__Material provided__
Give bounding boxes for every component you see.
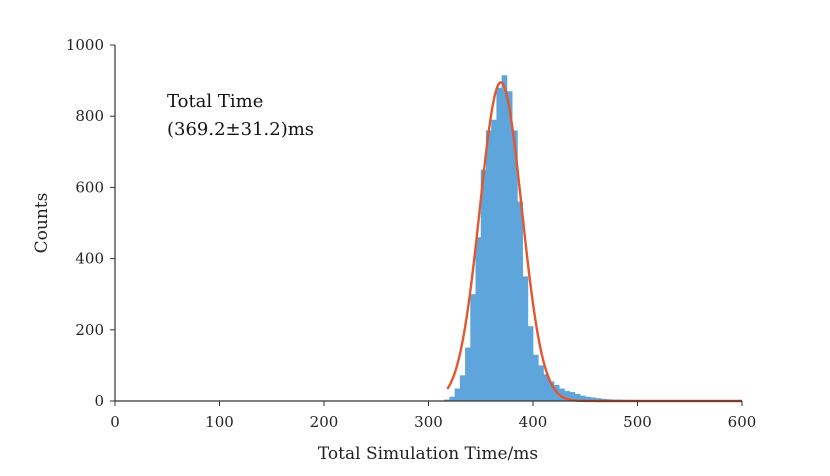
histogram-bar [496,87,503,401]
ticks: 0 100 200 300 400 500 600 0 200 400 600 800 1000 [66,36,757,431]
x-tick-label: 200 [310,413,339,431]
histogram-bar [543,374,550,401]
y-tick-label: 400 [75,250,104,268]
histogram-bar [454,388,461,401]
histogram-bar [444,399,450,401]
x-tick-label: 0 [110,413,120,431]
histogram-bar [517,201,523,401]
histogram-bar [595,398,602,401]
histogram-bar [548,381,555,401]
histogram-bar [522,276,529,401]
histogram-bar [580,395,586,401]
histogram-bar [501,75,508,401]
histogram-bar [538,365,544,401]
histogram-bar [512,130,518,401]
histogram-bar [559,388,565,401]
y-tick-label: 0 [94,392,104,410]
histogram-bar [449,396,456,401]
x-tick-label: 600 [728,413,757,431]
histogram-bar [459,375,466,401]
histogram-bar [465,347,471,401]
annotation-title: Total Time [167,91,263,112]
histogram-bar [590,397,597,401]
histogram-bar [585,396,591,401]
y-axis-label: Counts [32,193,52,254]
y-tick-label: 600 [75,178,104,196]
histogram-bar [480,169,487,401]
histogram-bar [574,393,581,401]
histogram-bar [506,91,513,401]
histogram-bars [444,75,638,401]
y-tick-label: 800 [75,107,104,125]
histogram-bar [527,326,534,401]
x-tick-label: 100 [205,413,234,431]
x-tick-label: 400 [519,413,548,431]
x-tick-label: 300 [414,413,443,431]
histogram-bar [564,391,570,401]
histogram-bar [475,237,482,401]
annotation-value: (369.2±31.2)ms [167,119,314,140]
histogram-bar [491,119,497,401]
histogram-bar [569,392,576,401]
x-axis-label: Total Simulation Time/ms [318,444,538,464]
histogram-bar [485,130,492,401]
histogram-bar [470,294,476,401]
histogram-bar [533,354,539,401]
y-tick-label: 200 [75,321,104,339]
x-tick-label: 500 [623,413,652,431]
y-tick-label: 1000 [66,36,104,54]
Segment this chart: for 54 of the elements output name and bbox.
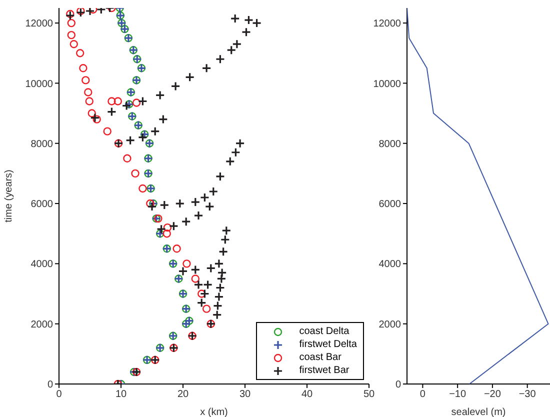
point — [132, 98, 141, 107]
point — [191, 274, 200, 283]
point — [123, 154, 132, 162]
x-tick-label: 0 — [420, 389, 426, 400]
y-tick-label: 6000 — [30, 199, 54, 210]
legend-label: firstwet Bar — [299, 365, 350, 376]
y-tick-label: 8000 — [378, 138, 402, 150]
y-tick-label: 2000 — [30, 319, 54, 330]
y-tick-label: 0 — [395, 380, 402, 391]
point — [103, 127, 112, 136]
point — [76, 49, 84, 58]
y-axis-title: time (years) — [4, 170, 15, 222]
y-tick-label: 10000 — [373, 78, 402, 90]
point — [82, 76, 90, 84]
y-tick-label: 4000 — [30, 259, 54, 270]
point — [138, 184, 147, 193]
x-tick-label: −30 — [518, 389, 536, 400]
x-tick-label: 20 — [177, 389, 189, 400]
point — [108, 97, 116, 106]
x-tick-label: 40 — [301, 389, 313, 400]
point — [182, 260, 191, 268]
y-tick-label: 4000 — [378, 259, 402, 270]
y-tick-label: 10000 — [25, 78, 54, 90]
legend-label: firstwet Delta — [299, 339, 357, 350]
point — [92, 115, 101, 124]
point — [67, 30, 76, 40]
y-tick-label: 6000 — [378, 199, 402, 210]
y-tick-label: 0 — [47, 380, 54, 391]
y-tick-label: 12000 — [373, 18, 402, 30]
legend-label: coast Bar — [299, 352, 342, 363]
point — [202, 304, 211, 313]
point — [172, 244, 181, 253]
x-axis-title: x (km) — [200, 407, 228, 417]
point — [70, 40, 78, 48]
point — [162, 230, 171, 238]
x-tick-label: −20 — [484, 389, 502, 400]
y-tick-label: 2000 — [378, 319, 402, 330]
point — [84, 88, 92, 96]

__Exercise prompt__
Put the lines of the records above into a JSON list of strings, one string per line, leaving out blank lines. Begin with the line containing "histogram-bar [496,87,503,401]" and continue through the line containing "y-tick-label: 0 [94,392,104,410]", including both.

__Result of the task__
[
  "histogram-bar [496,87,503,401]",
  "ticks: 0 100 200 300 400 500 600 0 200 400 600 800 1000 [66,36,757,431]",
  "x-tick-label: 200 [310,413,339,431]",
  "histogram-bar [543,374,550,401]",
  "y-tick-label: 400 [75,250,104,268]",
  "histogram-bar [454,388,461,401]",
  "histogram-bar [444,399,450,401]",
  "x-tick-label: 0 [110,413,120,431]",
  "histogram-bar [517,201,523,401]",
  "histogram-bar [595,398,602,401]",
  "histogram-bar [548,381,555,401]",
  "histogram-bar [522,276,529,401]",
  "histogram-bar [580,395,586,401]",
  "histogram-bar [501,75,508,401]",
  "histogram-bar [538,365,544,401]",
  "histogram-bar [512,130,518,401]",
  "histogram-bar [559,388,565,401]",
  "y-tick-label: 0 [94,392,104,410]"
]